--- Start Records provided ---

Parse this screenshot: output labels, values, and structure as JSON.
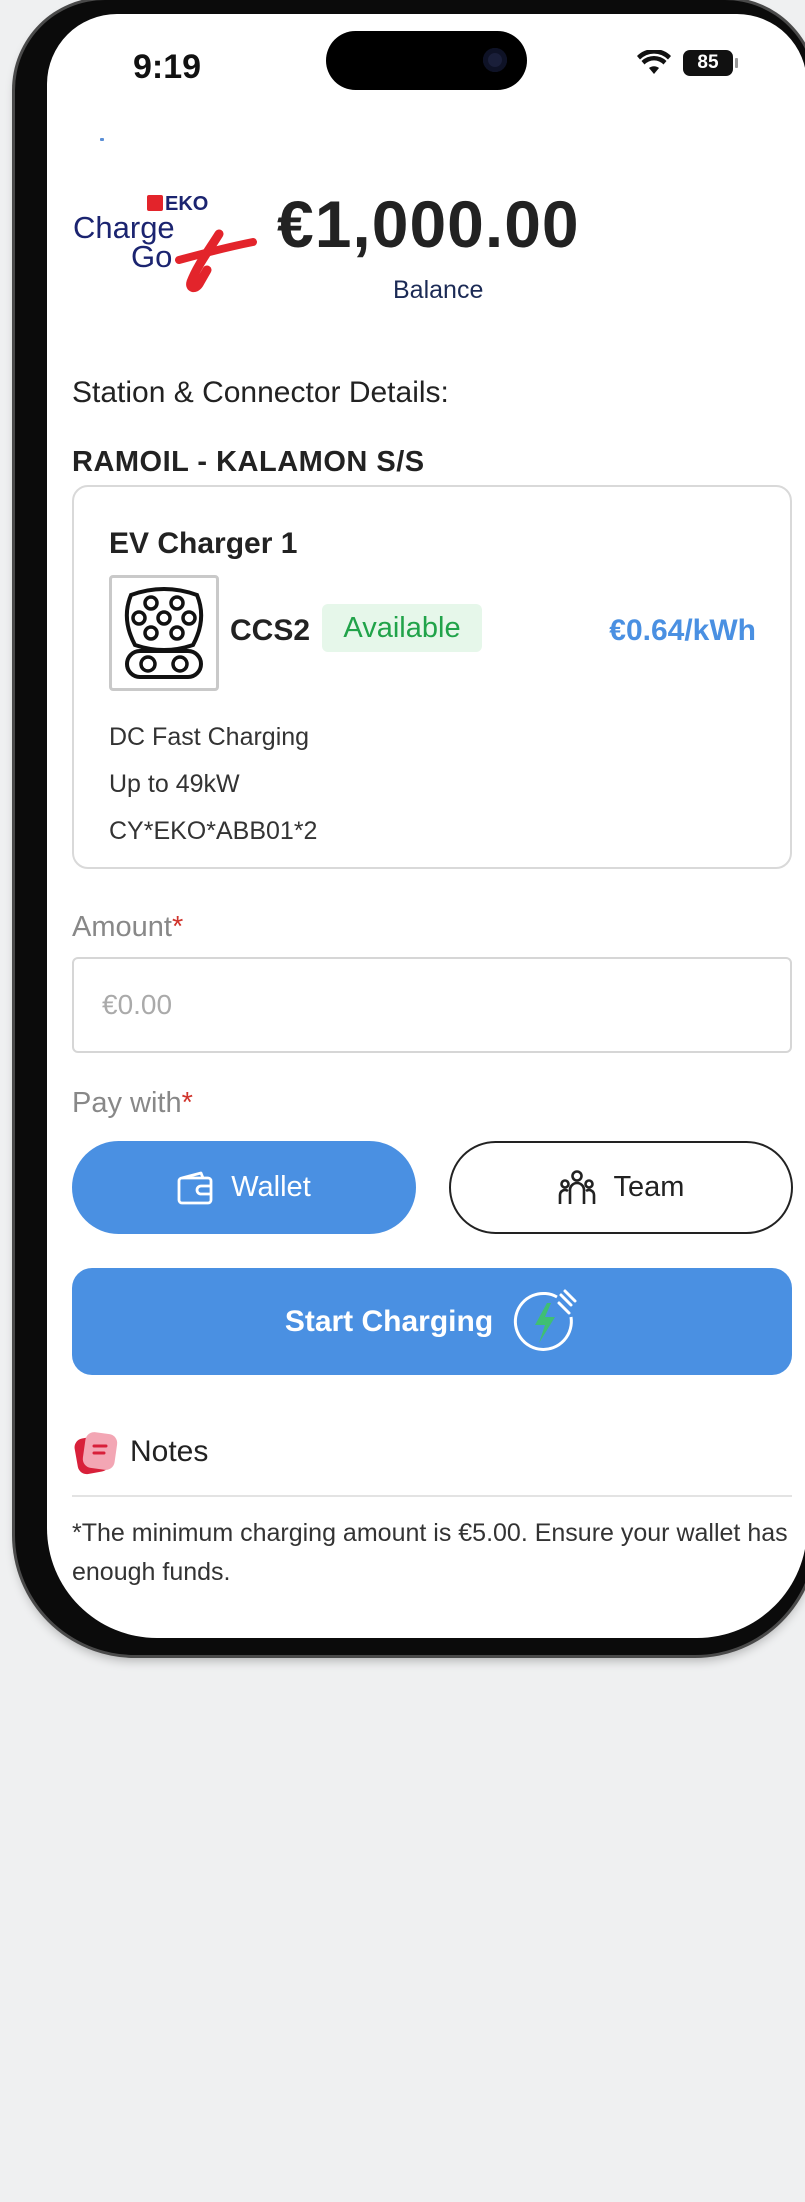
{
  "status_bar": {
    "time": "9:19",
    "battery": "85"
  },
  "brand": {
    "top": "EKO",
    "line1": "Charge",
    "line2": "Go"
  },
  "balance": {
    "amount": "€1,000.00",
    "label": "Balance"
  },
  "section_title": "Station & Connector Details:",
  "station_name": "RAMOIL - KALAMON S/S",
  "charger": {
    "title": "EV Charger 1",
    "connector": "CCS2",
    "status": "Available",
    "price": "€0.64/kWh",
    "details": [
      "DC Fast Charging",
      "Up to 49kW",
      "CY*EKO*ABB01*2"
    ]
  },
  "amount_field": {
    "label": "Amount",
    "required_mark": "*",
    "placeholder": "€0.00"
  },
  "pay_with": {
    "label": "Pay with",
    "required_mark": "*",
    "options": {
      "wallet": "Wallet",
      "team": "Team"
    }
  },
  "start_button": {
    "label": "Start Charging"
  },
  "notes": {
    "title": "Notes",
    "text": "*The minimum charging amount is €5.00. Ensure your wallet has enough funds."
  },
  "colors": {
    "accent": "#4a90e2",
    "available_text": "#21a34a",
    "available_bg": "#e6f7ea",
    "brand_red": "#e3242b",
    "brand_navy": "#1b2470"
  }
}
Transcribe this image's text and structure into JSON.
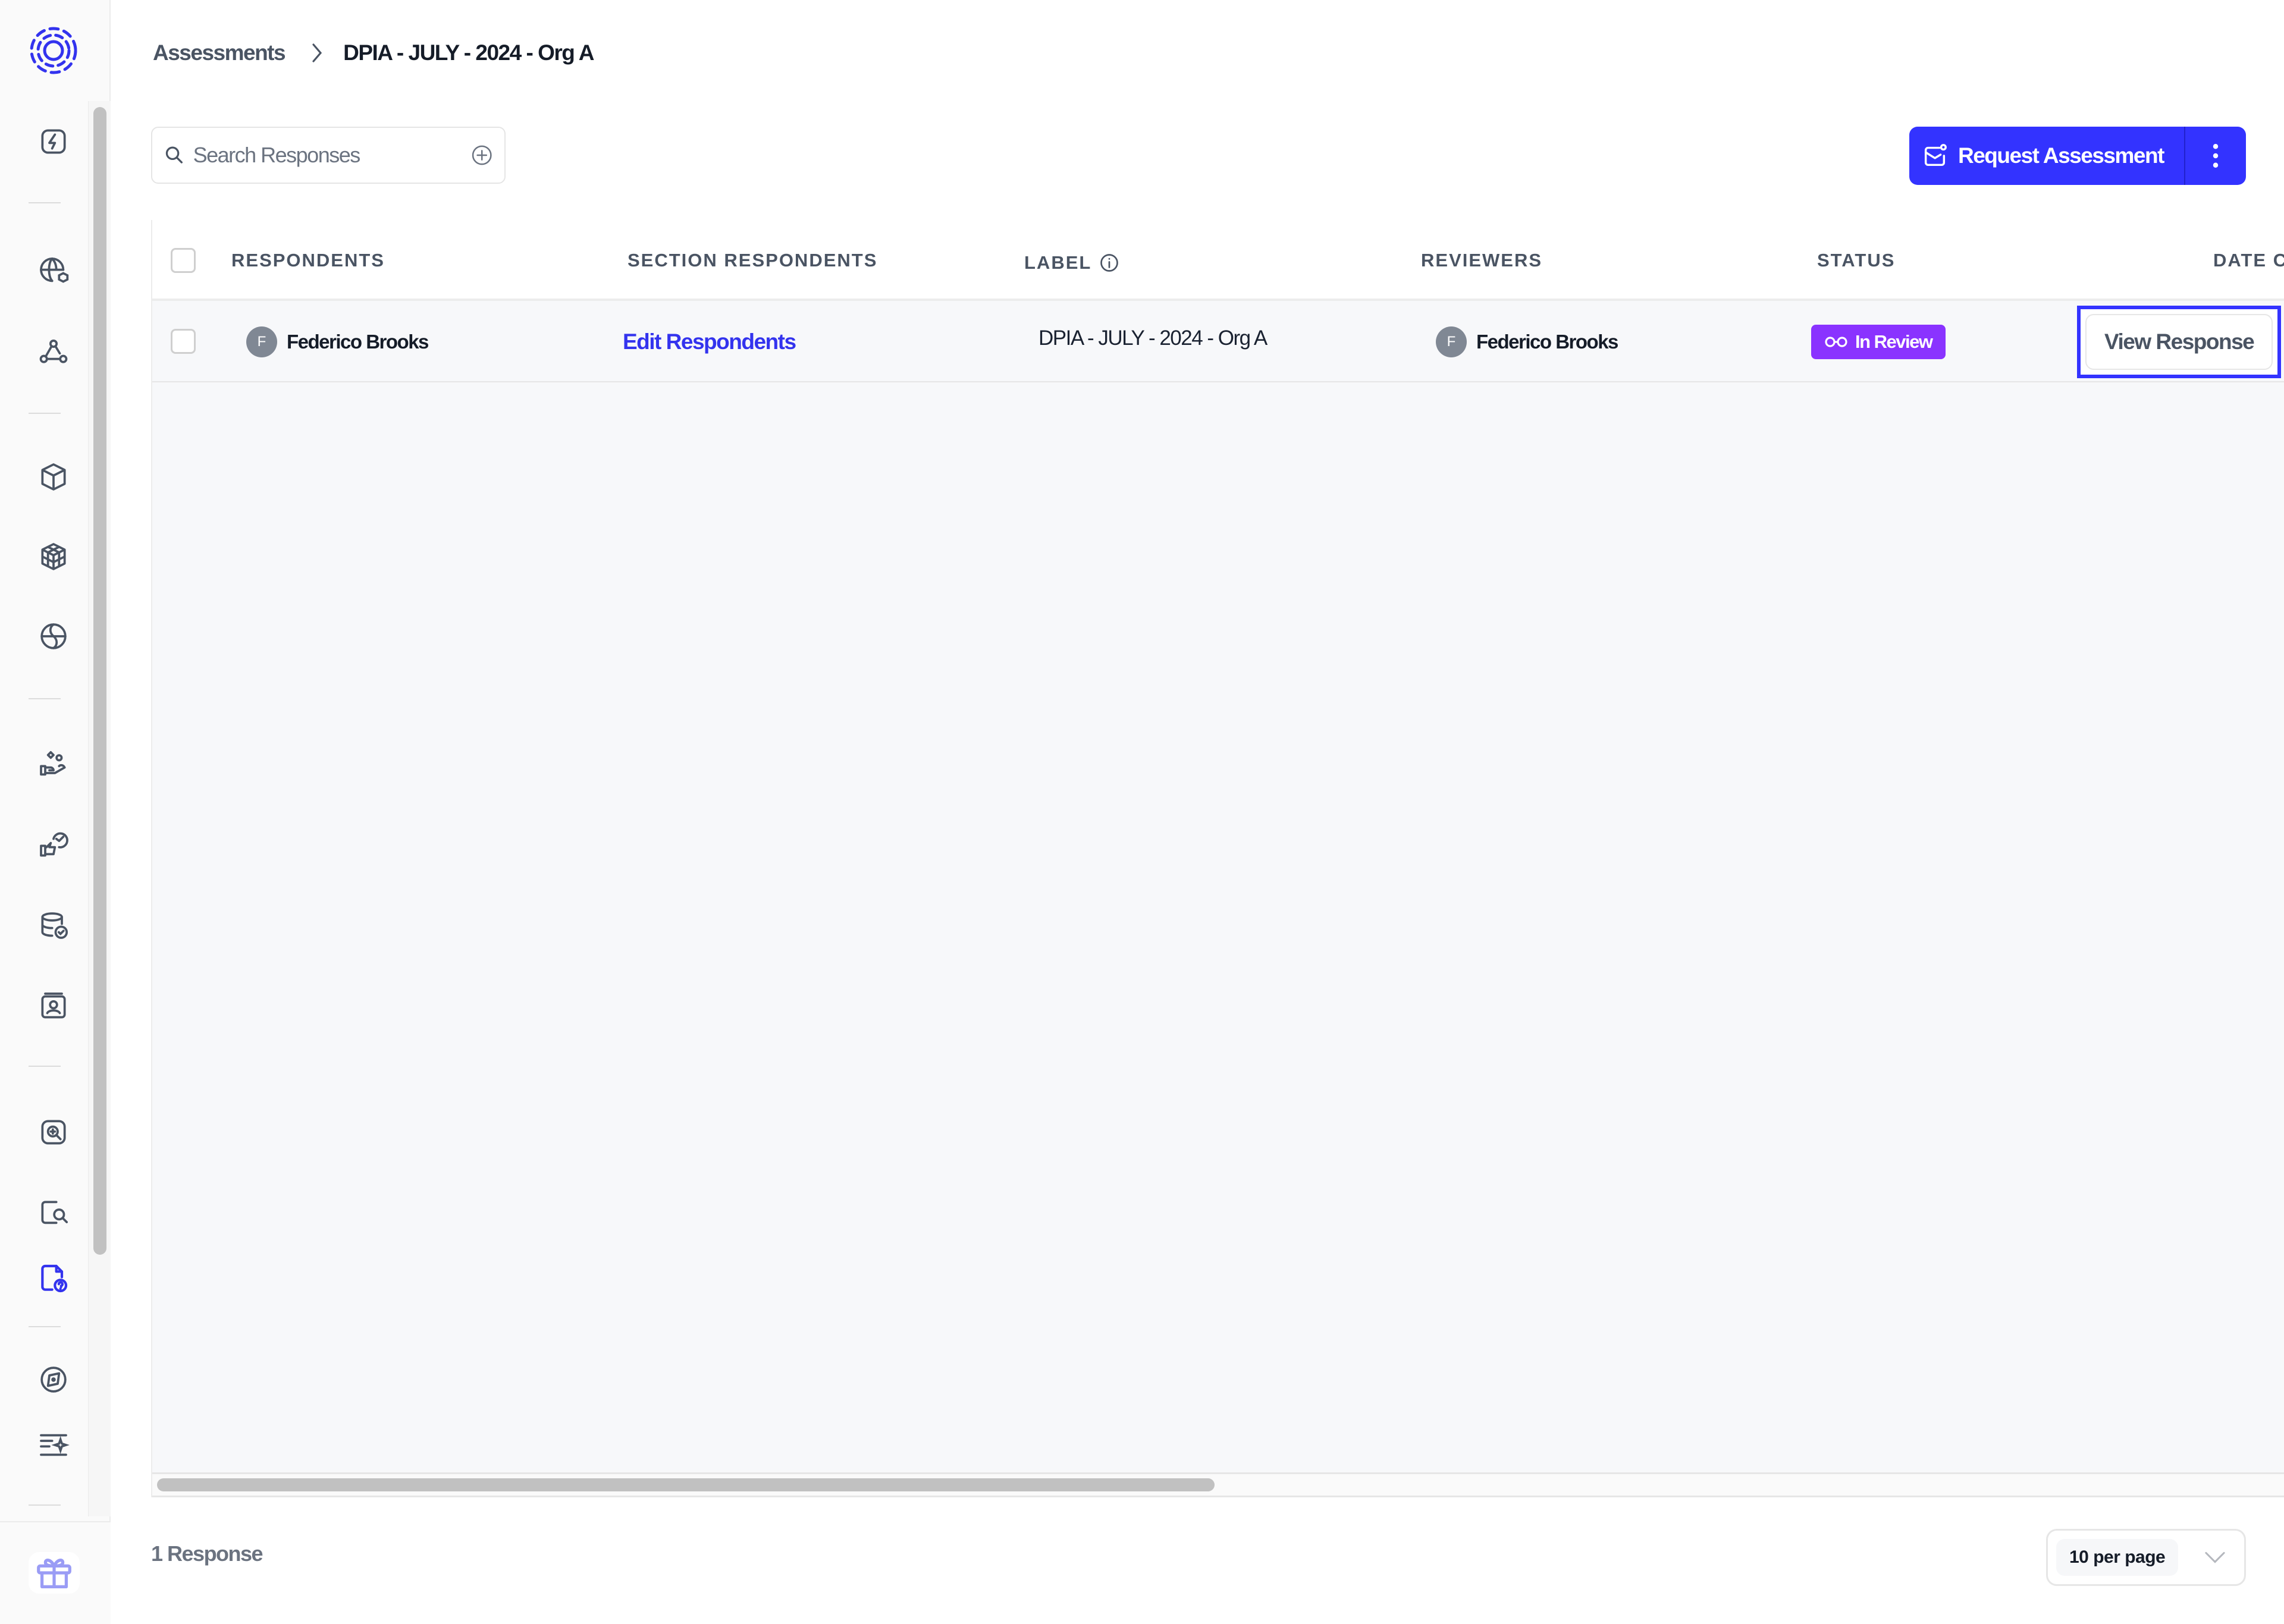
{
  "sidebar": {
    "logo": "privacy-logo",
    "items": [
      {
        "icon": "lightning-icon",
        "active": false
      },
      {
        "icon": "globe-cube-icon",
        "active": false
      },
      {
        "icon": "network-nodes-icon",
        "active": false
      },
      {
        "icon": "cube-icon",
        "active": false
      },
      {
        "icon": "cubes-grid-icon",
        "active": false
      },
      {
        "icon": "globe-orbit-icon",
        "active": false
      },
      {
        "icon": "hand-people-icon",
        "active": false
      },
      {
        "icon": "thumbs-up-check-icon",
        "active": false
      },
      {
        "icon": "database-check-icon",
        "active": false
      },
      {
        "icon": "contact-card-icon",
        "active": false
      },
      {
        "icon": "zoom-in-box-icon",
        "active": false
      },
      {
        "icon": "document-search-icon",
        "active": false
      },
      {
        "icon": "document-question-icon",
        "active": true
      },
      {
        "icon": "compass-icon",
        "active": false
      },
      {
        "icon": "list-sparkle-icon",
        "active": false
      }
    ],
    "bottom_icon": "gift-icon"
  },
  "breadcrumb": {
    "parent": "Assessments",
    "current": "DPIA - JULY - 2024 - Org A"
  },
  "search": {
    "placeholder": "Search Responses",
    "value": ""
  },
  "toolbar": {
    "request_label": "Request Assessment",
    "more_icon": "kebab-menu-icon"
  },
  "colors": {
    "accent": "#3333ff",
    "status_in_review": "#8a33ff"
  },
  "table": {
    "columns": [
      {
        "key": "respondents",
        "label": "RESPONDENTS"
      },
      {
        "key": "section_respondents",
        "label": "SECTION RESPONDENTS"
      },
      {
        "key": "label",
        "label": "LABEL",
        "info_icon": true
      },
      {
        "key": "reviewers",
        "label": "REVIEWERS"
      },
      {
        "key": "status",
        "label": "STATUS"
      },
      {
        "key": "date",
        "label": "DATE C"
      }
    ],
    "rows": [
      {
        "respondent": {
          "initial": "F",
          "name": "Federico Brooks"
        },
        "section_respondents_link": "Edit Respondents",
        "label": "DPIA - JULY - 2024 - Org A",
        "reviewer": {
          "initial": "F",
          "name": "Federico Brooks"
        },
        "status": "In Review",
        "action": "View Response"
      }
    ]
  },
  "footer": {
    "count": "1 Response",
    "per_page": "10 per page"
  }
}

--- End Records provided ---

[What this task involves]:
Using the data above, copy each line that contains "document".

[Task answer]:
        "icon": "document-search-icon",
        "icon": "document-question-icon",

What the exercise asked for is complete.